begin Information given

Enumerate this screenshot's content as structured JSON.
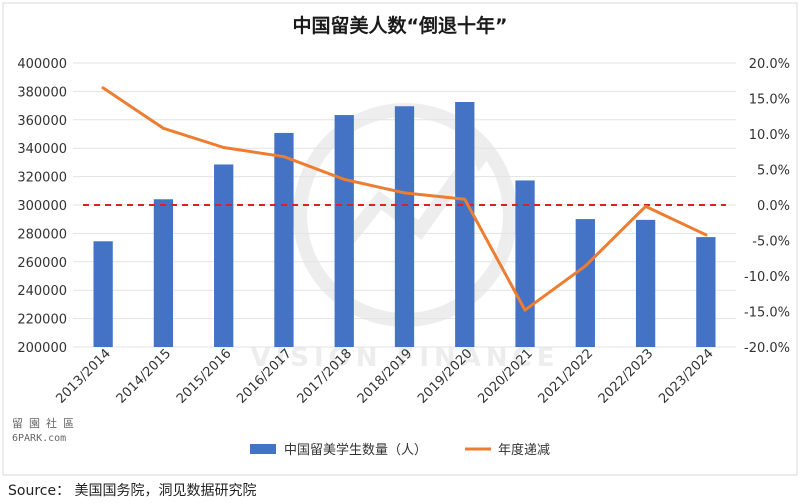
{
  "chart_data": {
    "type": "bar+line",
    "title": "中国留美人数“倒退十年”",
    "categories": [
      "2013/2014",
      "2014/2015",
      "2015/2016",
      "2016/2017",
      "2017/2018",
      "2018/2019",
      "2019/2020",
      "2020/2021",
      "2021/2022",
      "2022/2023",
      "2023/2024"
    ],
    "series": [
      {
        "name": "中国留美学生数量（人）",
        "kind": "bar",
        "axis": "left",
        "color": "#4472C4",
        "values": [
          274439,
          304040,
          328547,
          350755,
          363341,
          369548,
          372532,
          317299,
          290086,
          289526,
          277398
        ]
      },
      {
        "name": "年度递减",
        "kind": "line",
        "axis": "right",
        "color": "#ED7D31",
        "values": [
          16.5,
          10.8,
          8.1,
          6.8,
          3.6,
          1.7,
          0.8,
          -14.8,
          -8.6,
          -0.2,
          -4.2
        ]
      }
    ],
    "left_axis": {
      "min": 200000,
      "max": 400000,
      "step": 20000,
      "ticks": [
        "200000",
        "220000",
        "240000",
        "260000",
        "280000",
        "300000",
        "320000",
        "340000",
        "360000",
        "380000",
        "400000"
      ]
    },
    "right_axis": {
      "min": -20,
      "max": 20,
      "step": 5,
      "ticks": [
        "-20.0%",
        "-15.0%",
        "-10.0%",
        "-5.0%",
        "0.0%",
        "5.0%",
        "10.0%",
        "15.0%",
        "20.0%"
      ]
    },
    "reference_line": {
      "right_value": 0,
      "style": "dashed",
      "color": "#E02020"
    },
    "legend_position": "bottom",
    "grid": true,
    "watermark": {
      "text": "VISION FINANCE"
    }
  },
  "source": "Source：  美国国务院，洞见数据研究院",
  "site_mark": {
    "line1": "留園社區",
    "line2": "6PARK.com"
  }
}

end Information given

**Written exercise**
Give an exact reproduction of every line, leaving out any picture.

**Complete answer**
Enumerate this screenshot's content as structured JSON.
{
  "chart_data": {
    "type": "bar+line",
    "title": "中国留美人数“倒退十年”",
    "categories": [
      "2013/2014",
      "2014/2015",
      "2015/2016",
      "2016/2017",
      "2017/2018",
      "2018/2019",
      "2019/2020",
      "2020/2021",
      "2021/2022",
      "2022/2023",
      "2023/2024"
    ],
    "series": [
      {
        "name": "中国留美学生数量（人）",
        "kind": "bar",
        "axis": "left",
        "color": "#4472C4",
        "values": [
          274439,
          304040,
          328547,
          350755,
          363341,
          369548,
          372532,
          317299,
          290086,
          289526,
          277398
        ]
      },
      {
        "name": "年度递减",
        "kind": "line",
        "axis": "right",
        "color": "#ED7D31",
        "values": [
          16.5,
          10.8,
          8.1,
          6.8,
          3.6,
          1.7,
          0.8,
          -14.8,
          -8.6,
          -0.2,
          -4.2
        ]
      }
    ],
    "left_axis": {
      "min": 200000,
      "max": 400000,
      "step": 20000,
      "ticks": [
        "200000",
        "220000",
        "240000",
        "260000",
        "280000",
        "300000",
        "320000",
        "340000",
        "360000",
        "380000",
        "400000"
      ]
    },
    "right_axis": {
      "min": -20,
      "max": 20,
      "step": 5,
      "ticks": [
        "-20.0%",
        "-15.0%",
        "-10.0%",
        "-5.0%",
        "0.0%",
        "5.0%",
        "10.0%",
        "15.0%",
        "20.0%"
      ]
    },
    "reference_line": {
      "right_value": 0,
      "style": "dashed",
      "color": "#E02020"
    },
    "legend_position": "bottom",
    "grid": true,
    "watermark": {
      "text": "VISION FINANCE"
    }
  },
  "source": "Source：  美国国务院，洞见数据研究院",
  "site_mark": {
    "line1": "留園社區",
    "line2": "6PARK.com"
  }
}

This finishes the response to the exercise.